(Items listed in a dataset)
· · · ·

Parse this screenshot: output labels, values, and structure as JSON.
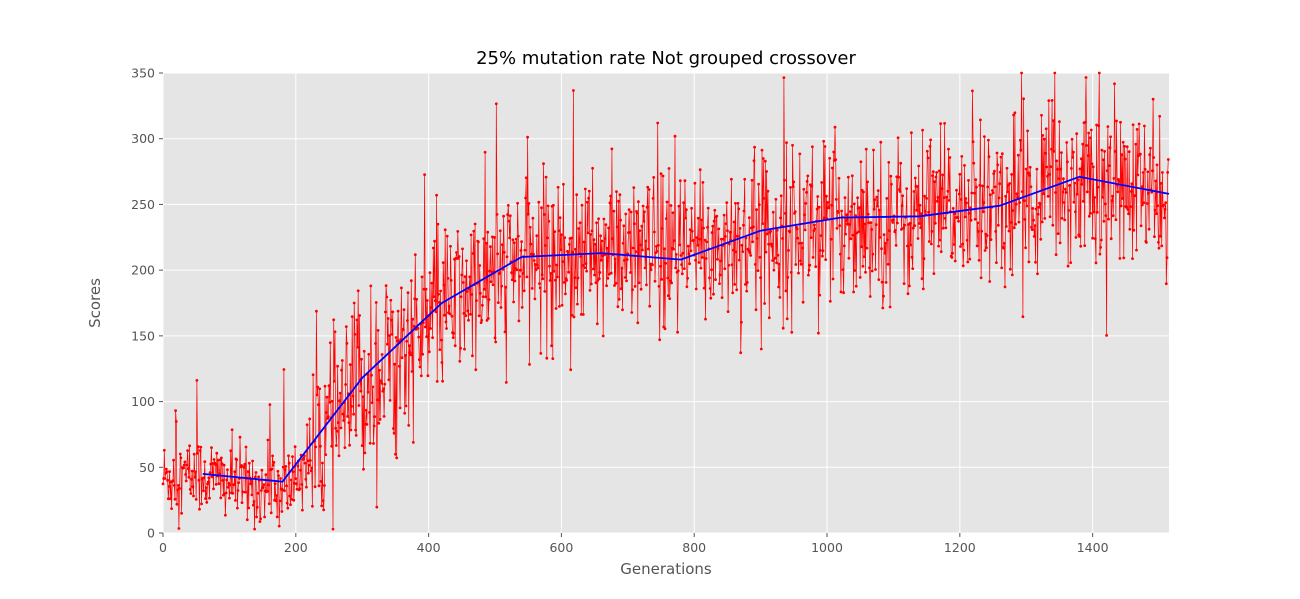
{
  "chart_data": {
    "type": "line",
    "title": "25% mutation rate  Not grouped crossover",
    "xlabel": "Generations",
    "ylabel": "Scores",
    "xlim": [
      0,
      1515
    ],
    "ylim": [
      0,
      350
    ],
    "x_ticks": [
      "0",
      "200",
      "400",
      "600",
      "800",
      "1000",
      "1200",
      "1400"
    ],
    "y_ticks": [
      "0",
      "50",
      "100",
      "150",
      "200",
      "250",
      "300",
      "350"
    ],
    "grid": true,
    "legend": "none",
    "style": "ggplot",
    "colors": {
      "raw": "#ff0000",
      "trend": "#0000ff",
      "background": "#e5e5e5",
      "grid": "#ffffff"
    },
    "raw_series": {
      "points": 1515,
      "approx_mean_by_generation": [
        {
          "x": 0,
          "y": 42
        },
        {
          "x": 60,
          "y": 44
        },
        {
          "x": 180,
          "y": 30
        },
        {
          "x": 300,
          "y": 110
        },
        {
          "x": 420,
          "y": 170
        },
        {
          "x": 540,
          "y": 208
        },
        {
          "x": 660,
          "y": 212
        },
        {
          "x": 780,
          "y": 210
        },
        {
          "x": 900,
          "y": 228
        },
        {
          "x": 1020,
          "y": 238
        },
        {
          "x": 1140,
          "y": 240
        },
        {
          "x": 1260,
          "y": 250
        },
        {
          "x": 1380,
          "y": 268
        },
        {
          "x": 1515,
          "y": 255
        }
      ],
      "approx_spread": 55
    },
    "series": [
      {
        "x": [
          60,
          180,
          300,
          420,
          540,
          660,
          780,
          900,
          1020,
          1140,
          1260,
          1380,
          1515
        ],
        "y": [
          45,
          39,
          118,
          175,
          210,
          213,
          208,
          230,
          240,
          241,
          249,
          271,
          258
        ]
      }
    ]
  }
}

· · · ·

Task to carry out: Copy the records word for word, leaving no picture in the copy.

Exercise output:
Parse this screenshot: output labels, values, and structure as JSON.
{
  "chart_data": {
    "type": "line",
    "title": "25% mutation rate  Not grouped crossover",
    "xlabel": "Generations",
    "ylabel": "Scores",
    "xlim": [
      0,
      1515
    ],
    "ylim": [
      0,
      350
    ],
    "x_ticks": [
      "0",
      "200",
      "400",
      "600",
      "800",
      "1000",
      "1200",
      "1400"
    ],
    "y_ticks": [
      "0",
      "50",
      "100",
      "150",
      "200",
      "250",
      "300",
      "350"
    ],
    "grid": true,
    "legend": "none",
    "style": "ggplot",
    "colors": {
      "raw": "#ff0000",
      "trend": "#0000ff",
      "background": "#e5e5e5",
      "grid": "#ffffff"
    },
    "raw_series": {
      "points": 1515,
      "approx_mean_by_generation": [
        {
          "x": 0,
          "y": 42
        },
        {
          "x": 60,
          "y": 44
        },
        {
          "x": 180,
          "y": 30
        },
        {
          "x": 300,
          "y": 110
        },
        {
          "x": 420,
          "y": 170
        },
        {
          "x": 540,
          "y": 208
        },
        {
          "x": 660,
          "y": 212
        },
        {
          "x": 780,
          "y": 210
        },
        {
          "x": 900,
          "y": 228
        },
        {
          "x": 1020,
          "y": 238
        },
        {
          "x": 1140,
          "y": 240
        },
        {
          "x": 1260,
          "y": 250
        },
        {
          "x": 1380,
          "y": 268
        },
        {
          "x": 1515,
          "y": 255
        }
      ],
      "approx_spread": 55
    },
    "series": [
      {
        "x": [
          60,
          180,
          300,
          420,
          540,
          660,
          780,
          900,
          1020,
          1140,
          1260,
          1380,
          1515
        ],
        "y": [
          45,
          39,
          118,
          175,
          210,
          213,
          208,
          230,
          240,
          241,
          249,
          271,
          258
        ]
      }
    ]
  }
}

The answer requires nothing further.